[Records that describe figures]

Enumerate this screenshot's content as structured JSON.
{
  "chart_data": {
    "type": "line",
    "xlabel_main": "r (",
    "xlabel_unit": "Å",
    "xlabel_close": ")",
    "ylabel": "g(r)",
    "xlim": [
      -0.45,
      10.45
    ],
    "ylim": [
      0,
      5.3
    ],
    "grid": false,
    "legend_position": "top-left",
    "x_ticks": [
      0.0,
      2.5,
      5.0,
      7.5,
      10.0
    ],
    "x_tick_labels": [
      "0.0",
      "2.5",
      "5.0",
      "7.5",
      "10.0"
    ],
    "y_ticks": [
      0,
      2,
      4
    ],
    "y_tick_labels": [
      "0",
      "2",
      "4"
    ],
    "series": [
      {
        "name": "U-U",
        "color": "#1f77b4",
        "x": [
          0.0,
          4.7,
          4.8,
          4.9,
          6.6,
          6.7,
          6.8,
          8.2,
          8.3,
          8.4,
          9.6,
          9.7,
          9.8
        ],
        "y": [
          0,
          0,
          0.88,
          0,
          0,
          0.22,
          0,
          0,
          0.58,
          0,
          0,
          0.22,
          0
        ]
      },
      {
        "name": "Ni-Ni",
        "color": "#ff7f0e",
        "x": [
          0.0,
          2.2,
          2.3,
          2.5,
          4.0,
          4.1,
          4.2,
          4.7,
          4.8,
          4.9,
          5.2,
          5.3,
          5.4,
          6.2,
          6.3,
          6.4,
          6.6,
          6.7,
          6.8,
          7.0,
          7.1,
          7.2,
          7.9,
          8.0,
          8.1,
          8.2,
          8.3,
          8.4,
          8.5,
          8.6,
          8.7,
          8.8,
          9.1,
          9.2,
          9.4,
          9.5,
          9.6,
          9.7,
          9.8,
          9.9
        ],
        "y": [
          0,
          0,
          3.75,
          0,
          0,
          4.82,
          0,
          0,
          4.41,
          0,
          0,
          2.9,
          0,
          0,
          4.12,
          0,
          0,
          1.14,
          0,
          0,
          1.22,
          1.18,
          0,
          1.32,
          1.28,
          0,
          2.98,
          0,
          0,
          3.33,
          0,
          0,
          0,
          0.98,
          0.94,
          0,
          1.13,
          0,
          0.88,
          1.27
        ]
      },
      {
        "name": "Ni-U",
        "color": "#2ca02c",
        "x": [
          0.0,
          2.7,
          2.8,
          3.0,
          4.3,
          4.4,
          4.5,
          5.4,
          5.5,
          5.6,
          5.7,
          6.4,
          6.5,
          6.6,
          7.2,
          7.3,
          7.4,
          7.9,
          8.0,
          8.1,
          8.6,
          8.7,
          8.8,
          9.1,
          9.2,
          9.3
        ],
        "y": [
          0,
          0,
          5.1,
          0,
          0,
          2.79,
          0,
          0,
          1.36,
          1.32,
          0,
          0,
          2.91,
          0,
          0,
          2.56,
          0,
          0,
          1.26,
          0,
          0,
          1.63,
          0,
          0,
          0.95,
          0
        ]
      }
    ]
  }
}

• Written request
Each line above is to be repeated exactly.

• Reply
Enumerate this screenshot's content as structured JSON.
{
  "chart_data": {
    "type": "line",
    "xlabel_main": "r (",
    "xlabel_unit": "Å",
    "xlabel_close": ")",
    "ylabel": "g(r)",
    "xlim": [
      -0.45,
      10.45
    ],
    "ylim": [
      0,
      5.3
    ],
    "grid": false,
    "legend_position": "top-left",
    "x_ticks": [
      0.0,
      2.5,
      5.0,
      7.5,
      10.0
    ],
    "x_tick_labels": [
      "0.0",
      "2.5",
      "5.0",
      "7.5",
      "10.0"
    ],
    "y_ticks": [
      0,
      2,
      4
    ],
    "y_tick_labels": [
      "0",
      "2",
      "4"
    ],
    "series": [
      {
        "name": "U-U",
        "color": "#1f77b4",
        "x": [
          0.0,
          4.7,
          4.8,
          4.9,
          6.6,
          6.7,
          6.8,
          8.2,
          8.3,
          8.4,
          9.6,
          9.7,
          9.8
        ],
        "y": [
          0,
          0,
          0.88,
          0,
          0,
          0.22,
          0,
          0,
          0.58,
          0,
          0,
          0.22,
          0
        ]
      },
      {
        "name": "Ni-Ni",
        "color": "#ff7f0e",
        "x": [
          0.0,
          2.2,
          2.3,
          2.5,
          4.0,
          4.1,
          4.2,
          4.7,
          4.8,
          4.9,
          5.2,
          5.3,
          5.4,
          6.2,
          6.3,
          6.4,
          6.6,
          6.7,
          6.8,
          7.0,
          7.1,
          7.2,
          7.9,
          8.0,
          8.1,
          8.2,
          8.3,
          8.4,
          8.5,
          8.6,
          8.7,
          8.8,
          9.1,
          9.2,
          9.4,
          9.5,
          9.6,
          9.7,
          9.8,
          9.9
        ],
        "y": [
          0,
          0,
          3.75,
          0,
          0,
          4.82,
          0,
          0,
          4.41,
          0,
          0,
          2.9,
          0,
          0,
          4.12,
          0,
          0,
          1.14,
          0,
          0,
          1.22,
          1.18,
          0,
          1.32,
          1.28,
          0,
          2.98,
          0,
          0,
          3.33,
          0,
          0,
          0,
          0.98,
          0.94,
          0,
          1.13,
          0,
          0.88,
          1.27
        ]
      },
      {
        "name": "Ni-U",
        "color": "#2ca02c",
        "x": [
          0.0,
          2.7,
          2.8,
          3.0,
          4.3,
          4.4,
          4.5,
          5.4,
          5.5,
          5.6,
          5.7,
          6.4,
          6.5,
          6.6,
          7.2,
          7.3,
          7.4,
          7.9,
          8.0,
          8.1,
          8.6,
          8.7,
          8.8,
          9.1,
          9.2,
          9.3
        ],
        "y": [
          0,
          0,
          5.1,
          0,
          0,
          2.79,
          0,
          0,
          1.36,
          1.32,
          0,
          0,
          2.91,
          0,
          0,
          2.56,
          0,
          0,
          1.26,
          0,
          0,
          1.63,
          0,
          0,
          0.95,
          0
        ]
      }
    ]
  }
}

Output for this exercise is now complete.